Work to complete
Express the rows from the line containing "post-line-5: Putin silently" through the line containing "grok-icon[interactable] [596,14,616,34]" as a JSON list of strings, with one string for each line and blank lines left out.

Supplied entries start

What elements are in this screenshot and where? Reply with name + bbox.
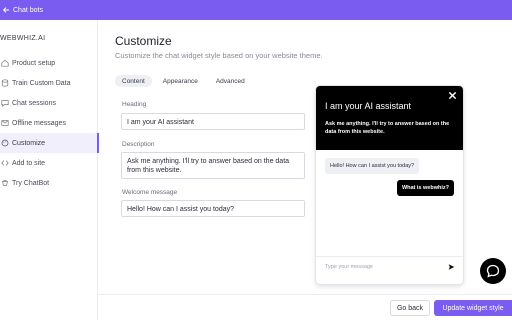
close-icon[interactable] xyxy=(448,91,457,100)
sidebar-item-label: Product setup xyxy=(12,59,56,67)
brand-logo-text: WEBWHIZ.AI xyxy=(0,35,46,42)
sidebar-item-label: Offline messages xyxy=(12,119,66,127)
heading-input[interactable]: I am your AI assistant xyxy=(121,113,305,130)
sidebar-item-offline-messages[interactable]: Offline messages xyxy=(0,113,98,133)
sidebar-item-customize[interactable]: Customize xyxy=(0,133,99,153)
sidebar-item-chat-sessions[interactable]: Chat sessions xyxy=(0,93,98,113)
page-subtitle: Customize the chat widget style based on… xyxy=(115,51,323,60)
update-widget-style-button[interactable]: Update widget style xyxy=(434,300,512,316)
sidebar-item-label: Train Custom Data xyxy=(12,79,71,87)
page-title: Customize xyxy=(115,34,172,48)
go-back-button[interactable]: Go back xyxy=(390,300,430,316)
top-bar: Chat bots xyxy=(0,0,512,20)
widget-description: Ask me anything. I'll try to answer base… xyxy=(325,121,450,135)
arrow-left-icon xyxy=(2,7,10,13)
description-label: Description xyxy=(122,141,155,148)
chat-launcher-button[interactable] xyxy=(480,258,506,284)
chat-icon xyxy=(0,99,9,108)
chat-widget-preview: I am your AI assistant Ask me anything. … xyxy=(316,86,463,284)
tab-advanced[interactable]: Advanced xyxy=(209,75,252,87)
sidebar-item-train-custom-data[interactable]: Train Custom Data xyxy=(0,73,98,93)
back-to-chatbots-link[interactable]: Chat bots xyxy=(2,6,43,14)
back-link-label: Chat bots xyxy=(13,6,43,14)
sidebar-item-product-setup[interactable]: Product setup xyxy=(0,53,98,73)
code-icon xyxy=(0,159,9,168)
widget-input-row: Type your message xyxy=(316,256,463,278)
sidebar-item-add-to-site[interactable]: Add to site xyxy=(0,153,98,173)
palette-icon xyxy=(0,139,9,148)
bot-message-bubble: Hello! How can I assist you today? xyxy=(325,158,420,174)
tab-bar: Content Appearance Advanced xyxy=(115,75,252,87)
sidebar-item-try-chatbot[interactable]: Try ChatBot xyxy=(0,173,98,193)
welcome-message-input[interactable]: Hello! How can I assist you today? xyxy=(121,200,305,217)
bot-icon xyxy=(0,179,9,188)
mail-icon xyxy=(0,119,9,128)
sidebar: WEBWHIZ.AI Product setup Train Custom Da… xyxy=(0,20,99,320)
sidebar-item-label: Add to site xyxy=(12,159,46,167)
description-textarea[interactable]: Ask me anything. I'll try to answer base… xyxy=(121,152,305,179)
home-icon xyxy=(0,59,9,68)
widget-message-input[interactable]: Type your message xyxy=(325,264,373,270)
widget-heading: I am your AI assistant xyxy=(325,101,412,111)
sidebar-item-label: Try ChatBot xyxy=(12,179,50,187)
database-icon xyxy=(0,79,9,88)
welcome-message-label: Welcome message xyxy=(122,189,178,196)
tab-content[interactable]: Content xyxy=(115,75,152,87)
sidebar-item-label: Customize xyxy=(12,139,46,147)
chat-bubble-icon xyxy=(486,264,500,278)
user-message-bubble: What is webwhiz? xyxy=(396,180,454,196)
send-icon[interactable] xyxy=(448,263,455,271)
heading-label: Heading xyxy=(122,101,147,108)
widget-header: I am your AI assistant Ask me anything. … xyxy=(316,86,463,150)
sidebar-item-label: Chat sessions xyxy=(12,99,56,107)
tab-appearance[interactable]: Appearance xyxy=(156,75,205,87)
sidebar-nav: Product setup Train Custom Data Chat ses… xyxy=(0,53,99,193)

Supplied entries end
Supplied entries start

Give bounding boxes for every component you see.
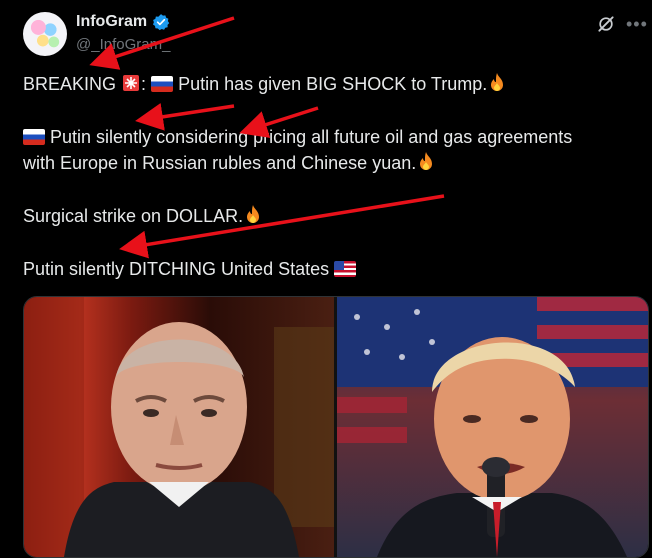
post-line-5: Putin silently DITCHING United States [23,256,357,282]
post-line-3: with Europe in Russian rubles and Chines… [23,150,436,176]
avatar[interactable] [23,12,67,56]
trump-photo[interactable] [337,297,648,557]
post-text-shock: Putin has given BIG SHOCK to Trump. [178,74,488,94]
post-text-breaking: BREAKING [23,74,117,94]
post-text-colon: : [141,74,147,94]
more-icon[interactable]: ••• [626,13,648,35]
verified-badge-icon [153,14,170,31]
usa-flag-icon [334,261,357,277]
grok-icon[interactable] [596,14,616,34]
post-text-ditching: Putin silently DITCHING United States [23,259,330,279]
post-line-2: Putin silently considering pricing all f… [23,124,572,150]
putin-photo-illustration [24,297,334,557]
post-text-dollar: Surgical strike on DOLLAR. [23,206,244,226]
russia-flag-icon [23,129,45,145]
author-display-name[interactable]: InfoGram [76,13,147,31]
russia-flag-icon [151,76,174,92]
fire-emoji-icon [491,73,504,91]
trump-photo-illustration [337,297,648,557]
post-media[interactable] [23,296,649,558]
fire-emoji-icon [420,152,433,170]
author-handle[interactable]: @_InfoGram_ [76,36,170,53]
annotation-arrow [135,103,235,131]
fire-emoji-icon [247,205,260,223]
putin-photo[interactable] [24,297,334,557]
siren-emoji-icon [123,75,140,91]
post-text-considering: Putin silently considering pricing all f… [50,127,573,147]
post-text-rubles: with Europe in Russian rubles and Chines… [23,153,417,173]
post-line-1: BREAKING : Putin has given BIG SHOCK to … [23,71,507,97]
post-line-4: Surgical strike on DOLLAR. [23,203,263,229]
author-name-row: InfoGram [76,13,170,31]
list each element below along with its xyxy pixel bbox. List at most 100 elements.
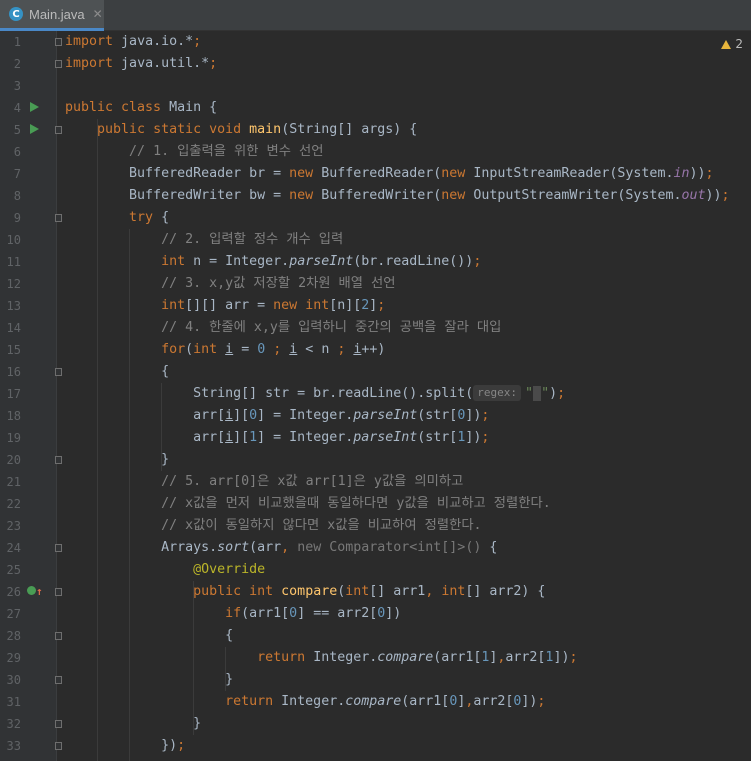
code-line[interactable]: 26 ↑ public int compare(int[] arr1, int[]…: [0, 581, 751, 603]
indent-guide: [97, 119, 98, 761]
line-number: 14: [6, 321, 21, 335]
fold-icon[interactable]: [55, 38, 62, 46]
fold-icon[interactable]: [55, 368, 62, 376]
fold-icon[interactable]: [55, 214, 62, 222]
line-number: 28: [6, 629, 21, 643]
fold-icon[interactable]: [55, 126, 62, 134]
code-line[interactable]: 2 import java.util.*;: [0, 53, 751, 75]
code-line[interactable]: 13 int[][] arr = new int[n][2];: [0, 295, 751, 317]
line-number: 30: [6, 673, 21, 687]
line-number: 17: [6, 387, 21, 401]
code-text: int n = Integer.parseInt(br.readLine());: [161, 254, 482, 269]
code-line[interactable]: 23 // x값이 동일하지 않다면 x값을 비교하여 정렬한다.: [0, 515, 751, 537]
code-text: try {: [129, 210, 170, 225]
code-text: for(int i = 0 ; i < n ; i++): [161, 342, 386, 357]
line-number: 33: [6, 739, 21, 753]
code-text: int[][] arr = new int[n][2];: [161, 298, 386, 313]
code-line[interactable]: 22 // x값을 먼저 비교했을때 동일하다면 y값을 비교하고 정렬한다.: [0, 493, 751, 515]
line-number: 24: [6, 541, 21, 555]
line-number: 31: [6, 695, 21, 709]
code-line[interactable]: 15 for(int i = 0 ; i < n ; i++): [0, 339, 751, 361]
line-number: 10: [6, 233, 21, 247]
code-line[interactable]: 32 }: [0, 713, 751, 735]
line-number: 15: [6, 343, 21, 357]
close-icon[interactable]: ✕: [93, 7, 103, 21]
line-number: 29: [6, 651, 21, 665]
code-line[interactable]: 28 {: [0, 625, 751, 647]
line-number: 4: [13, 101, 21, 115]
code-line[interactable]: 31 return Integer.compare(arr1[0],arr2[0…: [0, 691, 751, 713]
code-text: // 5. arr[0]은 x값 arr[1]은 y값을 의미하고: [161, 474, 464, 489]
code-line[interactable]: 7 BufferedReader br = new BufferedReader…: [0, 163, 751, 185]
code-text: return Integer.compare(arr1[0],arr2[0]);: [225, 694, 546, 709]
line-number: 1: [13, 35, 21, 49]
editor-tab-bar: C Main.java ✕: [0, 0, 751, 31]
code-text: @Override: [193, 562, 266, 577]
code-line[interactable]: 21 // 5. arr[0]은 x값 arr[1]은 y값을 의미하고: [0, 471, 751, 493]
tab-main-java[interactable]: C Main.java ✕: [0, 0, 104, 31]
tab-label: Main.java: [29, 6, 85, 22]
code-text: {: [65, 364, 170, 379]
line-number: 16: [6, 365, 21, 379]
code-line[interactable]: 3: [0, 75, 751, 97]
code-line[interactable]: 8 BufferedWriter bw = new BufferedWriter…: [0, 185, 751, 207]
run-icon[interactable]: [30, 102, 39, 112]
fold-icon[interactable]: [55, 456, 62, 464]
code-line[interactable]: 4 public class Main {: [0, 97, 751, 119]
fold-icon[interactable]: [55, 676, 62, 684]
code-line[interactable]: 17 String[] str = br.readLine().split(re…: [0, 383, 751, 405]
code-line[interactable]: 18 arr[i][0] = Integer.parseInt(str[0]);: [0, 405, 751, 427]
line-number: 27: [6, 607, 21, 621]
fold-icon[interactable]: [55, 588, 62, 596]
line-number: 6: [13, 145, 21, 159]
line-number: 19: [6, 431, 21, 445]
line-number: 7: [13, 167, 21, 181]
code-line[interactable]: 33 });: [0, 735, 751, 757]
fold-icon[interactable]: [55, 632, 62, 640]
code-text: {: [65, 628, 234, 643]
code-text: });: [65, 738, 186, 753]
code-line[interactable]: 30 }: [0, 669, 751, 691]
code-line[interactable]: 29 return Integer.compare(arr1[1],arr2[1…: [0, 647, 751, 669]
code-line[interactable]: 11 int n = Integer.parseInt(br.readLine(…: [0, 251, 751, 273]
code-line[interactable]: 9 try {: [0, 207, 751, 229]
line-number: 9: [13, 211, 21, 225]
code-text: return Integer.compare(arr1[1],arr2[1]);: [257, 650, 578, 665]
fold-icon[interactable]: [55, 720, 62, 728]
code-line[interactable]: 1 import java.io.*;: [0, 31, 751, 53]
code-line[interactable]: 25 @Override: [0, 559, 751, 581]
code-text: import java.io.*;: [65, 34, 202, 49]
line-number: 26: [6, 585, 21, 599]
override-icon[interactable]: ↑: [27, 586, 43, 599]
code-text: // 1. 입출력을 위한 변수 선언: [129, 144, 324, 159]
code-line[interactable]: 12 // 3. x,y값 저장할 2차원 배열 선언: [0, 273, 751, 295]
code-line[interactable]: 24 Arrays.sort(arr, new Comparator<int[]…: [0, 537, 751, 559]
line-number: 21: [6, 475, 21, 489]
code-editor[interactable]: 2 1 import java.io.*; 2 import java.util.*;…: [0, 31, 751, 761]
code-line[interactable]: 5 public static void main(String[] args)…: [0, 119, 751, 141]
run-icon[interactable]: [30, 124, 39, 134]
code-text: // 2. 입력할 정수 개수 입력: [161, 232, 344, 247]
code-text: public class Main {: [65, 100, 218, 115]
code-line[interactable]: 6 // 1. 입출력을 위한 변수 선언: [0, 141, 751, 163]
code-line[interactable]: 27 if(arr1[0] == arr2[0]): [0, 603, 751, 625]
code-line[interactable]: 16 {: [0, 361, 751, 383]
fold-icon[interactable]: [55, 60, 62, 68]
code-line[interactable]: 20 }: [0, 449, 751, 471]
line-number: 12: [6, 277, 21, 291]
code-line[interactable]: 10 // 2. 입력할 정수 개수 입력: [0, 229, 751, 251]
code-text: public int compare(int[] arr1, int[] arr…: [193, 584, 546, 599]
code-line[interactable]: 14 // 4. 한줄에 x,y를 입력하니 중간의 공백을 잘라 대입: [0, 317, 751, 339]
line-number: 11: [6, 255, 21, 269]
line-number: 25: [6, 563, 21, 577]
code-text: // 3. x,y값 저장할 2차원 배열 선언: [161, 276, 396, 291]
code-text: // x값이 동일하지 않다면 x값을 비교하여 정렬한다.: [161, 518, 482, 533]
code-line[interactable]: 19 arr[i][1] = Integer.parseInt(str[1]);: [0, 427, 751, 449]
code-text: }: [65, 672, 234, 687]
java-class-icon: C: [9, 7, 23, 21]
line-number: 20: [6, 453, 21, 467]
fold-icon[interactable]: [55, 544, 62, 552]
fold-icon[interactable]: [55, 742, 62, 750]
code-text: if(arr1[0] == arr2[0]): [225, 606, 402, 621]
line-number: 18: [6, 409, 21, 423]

Supplied entries end

Problem solution
[
  "post-line-5: Putin silently DITCHING United States [23,256,357,282]",
  "post-line-3: with Europe in Russian rubles and Chines… [23,150,436,176]",
  "avatar[interactable] [23,12,67,56]",
  "trump-photo[interactable] [337,297,648,557]",
  "post-text-shock: Putin has given BIG SHOCK to Trump. [178,74,488,94]",
  "post-text-breaking: BREAKING [23,74,117,94]",
  "post-text-colon: : [141,74,147,94]",
  "more-icon[interactable]: ••• [626,13,648,35]",
  "verified-badge-icon [153,14,170,31]",
  "usa-flag-icon [334,261,357,277]",
  "grok-icon[interactable] [596,14,616,34]"
]